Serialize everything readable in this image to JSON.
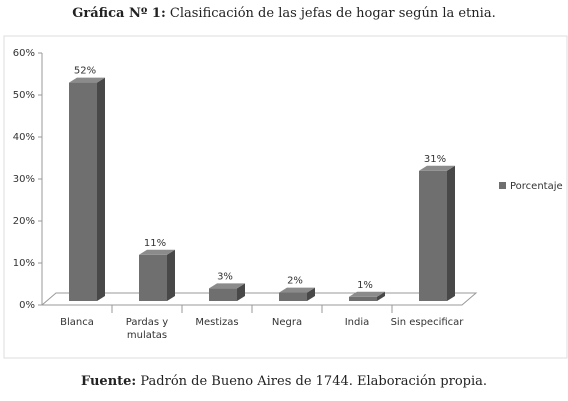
{
  "chart_data": {
    "type": "bar3d",
    "title_label": "Gráfica Nº 1:",
    "title": "Clasificación de las jefas de hogar según la etnia.",
    "categories": [
      "Blanca",
      "Pardas y mulatas",
      "Mestizas",
      "Negra",
      "India",
      "Sin especificar"
    ],
    "series": [
      {
        "name": "Porcentaje",
        "color": "#6f6f6f",
        "values": [
          52,
          11,
          3,
          2,
          1,
          31
        ],
        "value_labels": [
          "52%",
          "11%",
          "3%",
          "2%",
          "1%",
          "31%"
        ]
      }
    ],
    "ylim": [
      0,
      60
    ],
    "yticks": [
      {
        "value": 0,
        "label": "0%"
      },
      {
        "value": 10,
        "label": "10%"
      },
      {
        "value": 20,
        "label": "20%"
      },
      {
        "value": 30,
        "label": "30%"
      },
      {
        "value": 40,
        "label": "40%"
      },
      {
        "value": 50,
        "label": "50%"
      },
      {
        "value": 60,
        "label": "60%"
      }
    ],
    "legend": "right",
    "source_label": "Fuente:",
    "source": "Padrón de Bueno Aires de 1744. Elaboración propia."
  }
}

*What the task requires*: Copy out all of the data word for word. Do not carry over any picture.

*Solution to this problem*:
Serialize everything readable in this image to JSON.
{
  "chart_data": {
    "type": "bar3d",
    "title_label": "Gráfica Nº 1:",
    "title": "Clasificación de las jefas de hogar según la etnia.",
    "categories": [
      "Blanca",
      "Pardas y mulatas",
      "Mestizas",
      "Negra",
      "India",
      "Sin especificar"
    ],
    "series": [
      {
        "name": "Porcentaje",
        "color": "#6f6f6f",
        "values": [
          52,
          11,
          3,
          2,
          1,
          31
        ],
        "value_labels": [
          "52%",
          "11%",
          "3%",
          "2%",
          "1%",
          "31%"
        ]
      }
    ],
    "ylim": [
      0,
      60
    ],
    "yticks": [
      {
        "value": 0,
        "label": "0%"
      },
      {
        "value": 10,
        "label": "10%"
      },
      {
        "value": 20,
        "label": "20%"
      },
      {
        "value": 30,
        "label": "30%"
      },
      {
        "value": 40,
        "label": "40%"
      },
      {
        "value": 50,
        "label": "50%"
      },
      {
        "value": 60,
        "label": "60%"
      }
    ],
    "legend": "right",
    "source_label": "Fuente:",
    "source": "Padrón de Bueno Aires de 1744. Elaboración propia."
  }
}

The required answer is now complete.